WORKING DATA
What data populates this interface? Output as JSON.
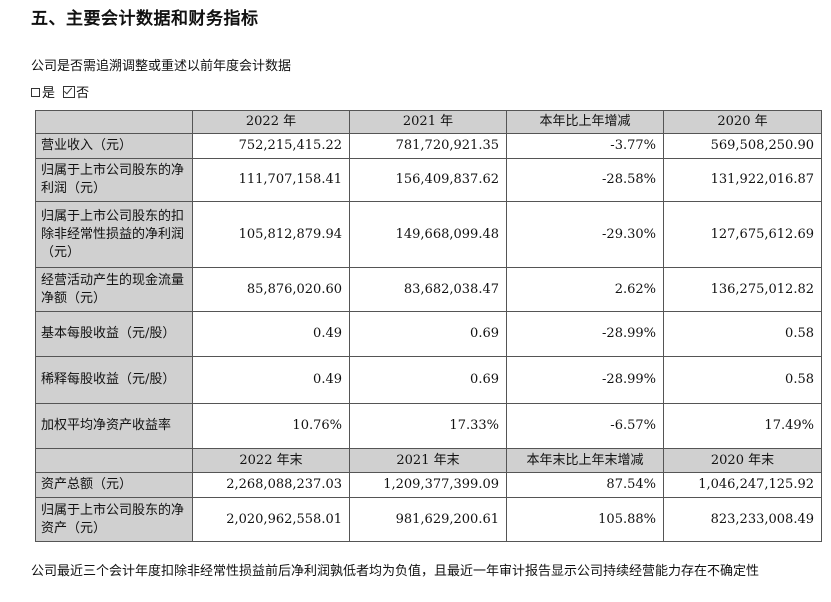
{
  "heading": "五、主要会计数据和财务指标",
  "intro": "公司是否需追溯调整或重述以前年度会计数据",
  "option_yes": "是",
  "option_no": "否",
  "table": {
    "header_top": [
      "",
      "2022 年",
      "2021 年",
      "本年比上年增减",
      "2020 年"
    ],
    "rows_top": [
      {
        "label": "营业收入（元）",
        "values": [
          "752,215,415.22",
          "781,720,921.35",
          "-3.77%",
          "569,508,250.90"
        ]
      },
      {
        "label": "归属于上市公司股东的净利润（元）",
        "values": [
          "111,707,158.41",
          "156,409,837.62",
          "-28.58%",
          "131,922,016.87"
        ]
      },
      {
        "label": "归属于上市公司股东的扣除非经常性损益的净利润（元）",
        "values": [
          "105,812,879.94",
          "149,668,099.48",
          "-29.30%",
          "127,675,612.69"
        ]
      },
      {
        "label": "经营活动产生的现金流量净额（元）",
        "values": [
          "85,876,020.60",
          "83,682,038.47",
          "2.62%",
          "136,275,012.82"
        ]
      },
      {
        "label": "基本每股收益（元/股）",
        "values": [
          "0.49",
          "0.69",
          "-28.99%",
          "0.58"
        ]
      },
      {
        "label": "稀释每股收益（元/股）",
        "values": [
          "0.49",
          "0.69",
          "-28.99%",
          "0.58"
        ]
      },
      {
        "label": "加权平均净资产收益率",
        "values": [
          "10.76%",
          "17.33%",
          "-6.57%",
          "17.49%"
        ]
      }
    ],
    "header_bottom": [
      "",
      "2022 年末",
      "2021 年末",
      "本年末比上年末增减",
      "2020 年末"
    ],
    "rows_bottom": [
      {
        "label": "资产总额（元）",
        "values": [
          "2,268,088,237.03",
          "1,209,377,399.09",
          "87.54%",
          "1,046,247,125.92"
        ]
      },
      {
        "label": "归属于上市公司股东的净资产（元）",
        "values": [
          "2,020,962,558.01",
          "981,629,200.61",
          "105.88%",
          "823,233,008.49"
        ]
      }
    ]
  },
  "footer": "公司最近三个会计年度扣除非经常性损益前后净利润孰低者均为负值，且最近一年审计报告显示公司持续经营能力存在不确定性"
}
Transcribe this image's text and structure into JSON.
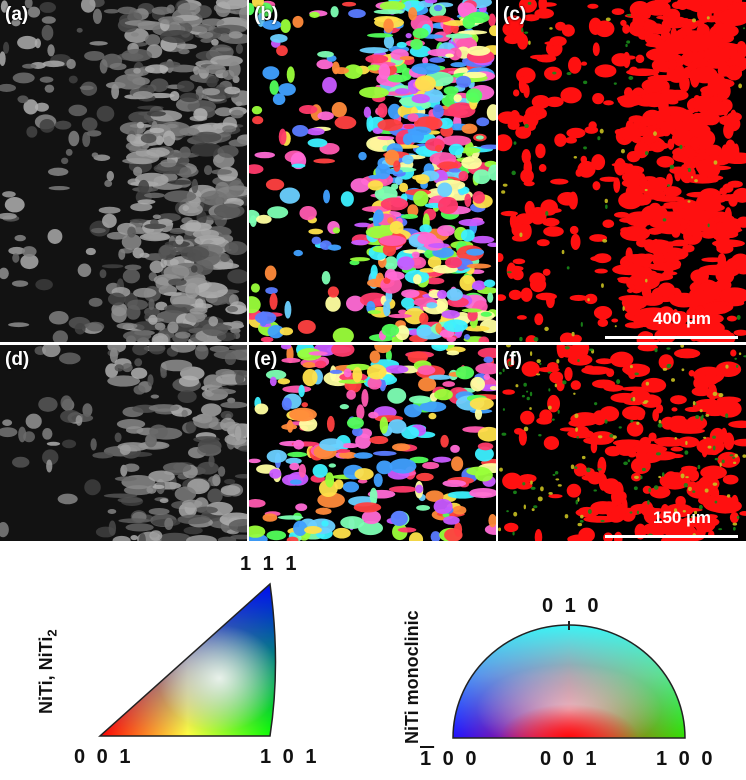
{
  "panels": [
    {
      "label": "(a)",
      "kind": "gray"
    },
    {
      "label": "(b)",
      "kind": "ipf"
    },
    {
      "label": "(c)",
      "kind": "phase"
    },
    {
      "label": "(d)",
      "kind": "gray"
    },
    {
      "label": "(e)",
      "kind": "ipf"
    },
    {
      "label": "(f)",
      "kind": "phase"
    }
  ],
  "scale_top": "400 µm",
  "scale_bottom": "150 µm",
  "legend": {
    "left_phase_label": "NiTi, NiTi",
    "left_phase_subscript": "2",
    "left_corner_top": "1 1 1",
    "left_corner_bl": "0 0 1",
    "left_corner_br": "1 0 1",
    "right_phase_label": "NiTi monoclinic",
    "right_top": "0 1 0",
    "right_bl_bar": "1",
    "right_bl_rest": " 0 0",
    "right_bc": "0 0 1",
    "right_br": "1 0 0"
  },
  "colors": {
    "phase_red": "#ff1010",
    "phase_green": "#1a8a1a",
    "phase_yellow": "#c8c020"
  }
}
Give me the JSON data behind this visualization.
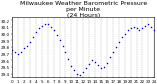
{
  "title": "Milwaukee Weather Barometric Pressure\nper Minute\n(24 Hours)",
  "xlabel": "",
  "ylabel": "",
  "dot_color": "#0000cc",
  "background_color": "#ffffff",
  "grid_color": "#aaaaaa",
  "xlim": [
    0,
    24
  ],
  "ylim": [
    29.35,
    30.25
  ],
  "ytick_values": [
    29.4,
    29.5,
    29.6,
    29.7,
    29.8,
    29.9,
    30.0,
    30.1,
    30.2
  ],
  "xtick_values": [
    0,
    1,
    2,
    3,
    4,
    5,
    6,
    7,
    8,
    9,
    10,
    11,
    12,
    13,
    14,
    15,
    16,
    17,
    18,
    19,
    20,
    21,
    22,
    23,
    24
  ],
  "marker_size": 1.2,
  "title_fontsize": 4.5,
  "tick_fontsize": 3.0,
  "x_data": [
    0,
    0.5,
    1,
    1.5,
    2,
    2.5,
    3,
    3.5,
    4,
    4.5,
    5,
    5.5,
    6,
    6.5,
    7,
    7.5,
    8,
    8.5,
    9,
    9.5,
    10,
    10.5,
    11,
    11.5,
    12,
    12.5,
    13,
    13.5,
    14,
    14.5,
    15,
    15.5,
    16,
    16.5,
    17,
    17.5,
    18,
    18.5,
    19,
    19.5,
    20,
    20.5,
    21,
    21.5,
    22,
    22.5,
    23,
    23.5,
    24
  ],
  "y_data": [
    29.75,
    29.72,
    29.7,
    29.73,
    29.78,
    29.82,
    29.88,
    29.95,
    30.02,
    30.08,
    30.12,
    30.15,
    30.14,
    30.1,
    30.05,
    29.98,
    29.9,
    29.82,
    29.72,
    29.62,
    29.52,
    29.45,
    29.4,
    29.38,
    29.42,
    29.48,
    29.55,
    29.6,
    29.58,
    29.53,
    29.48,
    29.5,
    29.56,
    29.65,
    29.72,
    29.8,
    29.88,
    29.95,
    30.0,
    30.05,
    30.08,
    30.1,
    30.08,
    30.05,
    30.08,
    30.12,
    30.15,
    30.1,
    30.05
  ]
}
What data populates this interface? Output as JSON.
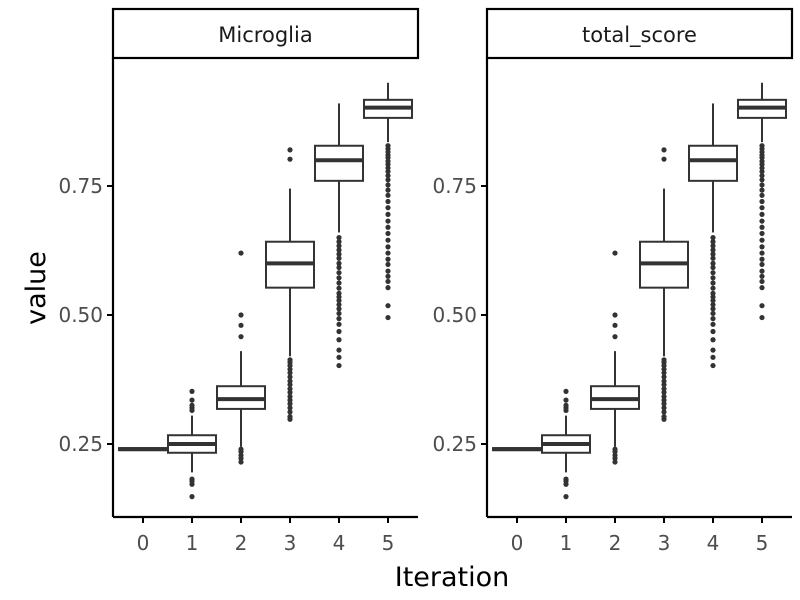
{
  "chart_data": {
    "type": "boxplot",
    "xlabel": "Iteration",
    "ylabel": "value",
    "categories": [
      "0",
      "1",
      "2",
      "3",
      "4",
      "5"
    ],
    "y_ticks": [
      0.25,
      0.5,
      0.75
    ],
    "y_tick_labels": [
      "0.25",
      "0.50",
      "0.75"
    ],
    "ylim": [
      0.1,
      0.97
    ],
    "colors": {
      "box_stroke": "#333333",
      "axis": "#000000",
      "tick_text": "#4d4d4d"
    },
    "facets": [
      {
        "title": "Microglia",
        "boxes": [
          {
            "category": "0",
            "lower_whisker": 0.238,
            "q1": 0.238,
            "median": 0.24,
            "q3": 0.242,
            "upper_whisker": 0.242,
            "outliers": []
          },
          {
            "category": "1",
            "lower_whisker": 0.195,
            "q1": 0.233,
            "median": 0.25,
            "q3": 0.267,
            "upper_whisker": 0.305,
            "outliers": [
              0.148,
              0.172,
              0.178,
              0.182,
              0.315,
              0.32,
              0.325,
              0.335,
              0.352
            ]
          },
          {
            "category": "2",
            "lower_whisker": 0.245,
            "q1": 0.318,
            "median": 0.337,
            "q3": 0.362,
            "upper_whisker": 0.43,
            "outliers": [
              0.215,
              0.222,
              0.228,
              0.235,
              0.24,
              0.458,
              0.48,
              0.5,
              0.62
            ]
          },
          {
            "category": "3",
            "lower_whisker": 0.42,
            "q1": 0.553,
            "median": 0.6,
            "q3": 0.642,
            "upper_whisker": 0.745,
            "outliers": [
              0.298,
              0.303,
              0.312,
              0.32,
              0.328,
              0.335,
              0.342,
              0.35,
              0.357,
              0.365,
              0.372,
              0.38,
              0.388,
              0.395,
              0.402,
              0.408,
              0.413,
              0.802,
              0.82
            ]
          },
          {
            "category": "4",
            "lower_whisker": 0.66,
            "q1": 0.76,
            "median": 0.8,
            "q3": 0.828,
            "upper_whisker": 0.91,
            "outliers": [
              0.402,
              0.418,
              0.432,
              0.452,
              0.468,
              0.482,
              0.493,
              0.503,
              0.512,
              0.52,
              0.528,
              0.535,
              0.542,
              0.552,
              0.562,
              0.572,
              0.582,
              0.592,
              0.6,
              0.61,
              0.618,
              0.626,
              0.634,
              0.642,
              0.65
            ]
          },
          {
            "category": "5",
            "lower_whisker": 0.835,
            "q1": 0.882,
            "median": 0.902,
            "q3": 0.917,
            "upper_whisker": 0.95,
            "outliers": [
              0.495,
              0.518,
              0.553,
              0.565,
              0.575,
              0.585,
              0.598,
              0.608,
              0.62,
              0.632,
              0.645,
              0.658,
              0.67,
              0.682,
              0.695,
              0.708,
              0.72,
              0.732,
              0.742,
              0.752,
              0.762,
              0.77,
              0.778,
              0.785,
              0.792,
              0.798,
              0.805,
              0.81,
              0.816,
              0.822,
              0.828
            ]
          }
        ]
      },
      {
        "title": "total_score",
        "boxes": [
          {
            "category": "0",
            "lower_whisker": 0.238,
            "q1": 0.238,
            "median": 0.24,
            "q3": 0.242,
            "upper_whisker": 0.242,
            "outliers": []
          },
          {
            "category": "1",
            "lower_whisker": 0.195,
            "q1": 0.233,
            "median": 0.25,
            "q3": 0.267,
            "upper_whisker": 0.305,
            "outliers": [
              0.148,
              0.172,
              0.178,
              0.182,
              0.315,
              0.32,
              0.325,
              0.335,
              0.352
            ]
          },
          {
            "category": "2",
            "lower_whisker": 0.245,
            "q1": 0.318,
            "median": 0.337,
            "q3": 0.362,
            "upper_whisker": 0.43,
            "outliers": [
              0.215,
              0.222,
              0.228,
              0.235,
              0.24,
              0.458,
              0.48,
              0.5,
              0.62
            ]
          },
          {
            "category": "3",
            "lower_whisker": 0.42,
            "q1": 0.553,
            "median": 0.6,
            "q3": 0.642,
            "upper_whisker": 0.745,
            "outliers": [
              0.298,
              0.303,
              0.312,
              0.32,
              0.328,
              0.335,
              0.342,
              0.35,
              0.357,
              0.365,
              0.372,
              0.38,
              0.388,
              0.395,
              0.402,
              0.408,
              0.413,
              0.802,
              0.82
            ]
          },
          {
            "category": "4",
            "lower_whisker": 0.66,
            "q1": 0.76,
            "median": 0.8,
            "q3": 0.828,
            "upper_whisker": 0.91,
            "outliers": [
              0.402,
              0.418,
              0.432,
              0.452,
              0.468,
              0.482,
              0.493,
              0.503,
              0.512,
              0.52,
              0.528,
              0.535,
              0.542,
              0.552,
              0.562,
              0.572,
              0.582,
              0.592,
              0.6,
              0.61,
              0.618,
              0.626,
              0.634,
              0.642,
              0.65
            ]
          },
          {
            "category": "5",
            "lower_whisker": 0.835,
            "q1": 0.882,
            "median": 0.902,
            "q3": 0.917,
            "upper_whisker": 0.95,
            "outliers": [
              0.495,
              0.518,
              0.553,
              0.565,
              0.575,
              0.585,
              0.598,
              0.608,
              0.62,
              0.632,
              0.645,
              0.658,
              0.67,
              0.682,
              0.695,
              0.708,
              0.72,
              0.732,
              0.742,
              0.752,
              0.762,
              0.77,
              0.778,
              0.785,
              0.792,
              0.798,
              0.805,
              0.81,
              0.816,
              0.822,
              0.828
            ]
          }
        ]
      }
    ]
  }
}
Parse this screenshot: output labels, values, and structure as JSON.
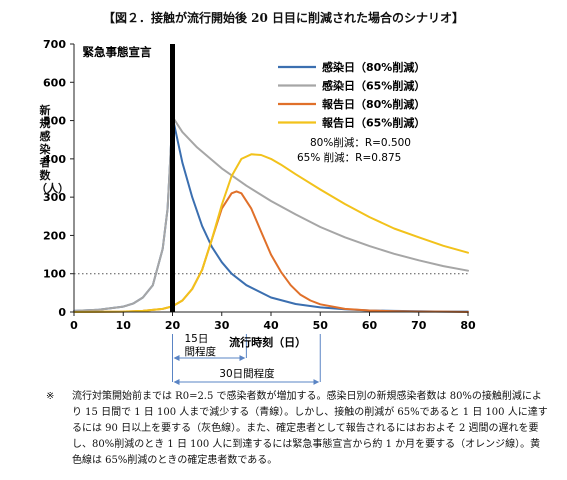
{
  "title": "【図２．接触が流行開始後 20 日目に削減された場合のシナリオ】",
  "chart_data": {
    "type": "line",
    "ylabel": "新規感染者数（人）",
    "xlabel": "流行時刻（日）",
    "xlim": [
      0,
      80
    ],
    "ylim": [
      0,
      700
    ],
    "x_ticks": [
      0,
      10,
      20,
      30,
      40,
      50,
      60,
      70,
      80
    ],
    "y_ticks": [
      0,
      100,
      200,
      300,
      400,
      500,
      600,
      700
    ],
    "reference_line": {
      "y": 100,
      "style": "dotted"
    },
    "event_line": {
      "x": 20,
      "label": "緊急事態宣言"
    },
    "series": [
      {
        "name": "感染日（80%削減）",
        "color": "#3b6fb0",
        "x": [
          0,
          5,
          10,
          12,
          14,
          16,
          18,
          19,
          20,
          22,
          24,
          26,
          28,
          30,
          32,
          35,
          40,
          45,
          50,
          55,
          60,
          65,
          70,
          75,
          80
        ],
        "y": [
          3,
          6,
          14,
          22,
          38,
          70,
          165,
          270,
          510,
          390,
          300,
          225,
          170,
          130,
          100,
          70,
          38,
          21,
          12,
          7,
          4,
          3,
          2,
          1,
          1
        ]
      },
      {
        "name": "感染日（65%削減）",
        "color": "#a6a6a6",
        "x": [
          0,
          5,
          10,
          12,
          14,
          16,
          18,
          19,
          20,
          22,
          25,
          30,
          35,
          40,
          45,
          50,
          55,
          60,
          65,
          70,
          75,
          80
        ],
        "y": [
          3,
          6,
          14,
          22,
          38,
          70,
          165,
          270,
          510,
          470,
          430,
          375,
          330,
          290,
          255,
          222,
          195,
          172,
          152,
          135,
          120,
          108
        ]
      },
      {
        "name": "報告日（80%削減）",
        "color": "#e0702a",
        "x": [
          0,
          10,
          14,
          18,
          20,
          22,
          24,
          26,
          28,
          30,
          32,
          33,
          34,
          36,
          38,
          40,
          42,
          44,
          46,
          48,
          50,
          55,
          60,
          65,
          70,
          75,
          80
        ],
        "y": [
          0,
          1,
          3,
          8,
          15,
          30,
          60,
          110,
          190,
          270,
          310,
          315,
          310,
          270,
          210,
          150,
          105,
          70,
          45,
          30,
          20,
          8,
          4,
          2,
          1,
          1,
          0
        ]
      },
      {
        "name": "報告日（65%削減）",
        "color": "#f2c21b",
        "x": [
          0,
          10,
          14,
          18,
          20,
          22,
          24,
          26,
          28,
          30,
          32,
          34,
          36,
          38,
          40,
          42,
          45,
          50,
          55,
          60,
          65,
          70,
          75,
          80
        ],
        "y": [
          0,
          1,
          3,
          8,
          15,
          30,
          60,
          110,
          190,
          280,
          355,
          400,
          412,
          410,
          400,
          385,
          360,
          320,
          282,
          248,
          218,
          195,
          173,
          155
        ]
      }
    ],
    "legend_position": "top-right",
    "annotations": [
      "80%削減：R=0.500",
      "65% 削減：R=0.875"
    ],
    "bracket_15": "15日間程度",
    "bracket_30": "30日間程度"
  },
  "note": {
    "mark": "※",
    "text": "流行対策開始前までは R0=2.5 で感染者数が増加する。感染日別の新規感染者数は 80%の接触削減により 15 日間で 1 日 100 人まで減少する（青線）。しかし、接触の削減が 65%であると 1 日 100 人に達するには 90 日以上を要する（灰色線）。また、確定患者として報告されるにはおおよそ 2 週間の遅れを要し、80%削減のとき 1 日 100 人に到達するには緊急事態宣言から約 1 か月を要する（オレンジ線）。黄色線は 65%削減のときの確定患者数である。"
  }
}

PROBLEM
Gather, from the listing above, every line carrying the word "this".

CORRECT OUTPUT
What data populates this interface? Output as JSON.
Transcribe this image's text and structure into JSON.
Give me the JSON data behind this visualization.
What data populates this interface? Output as JSON.
Parse this screenshot: output labels, values, and structure as JSON.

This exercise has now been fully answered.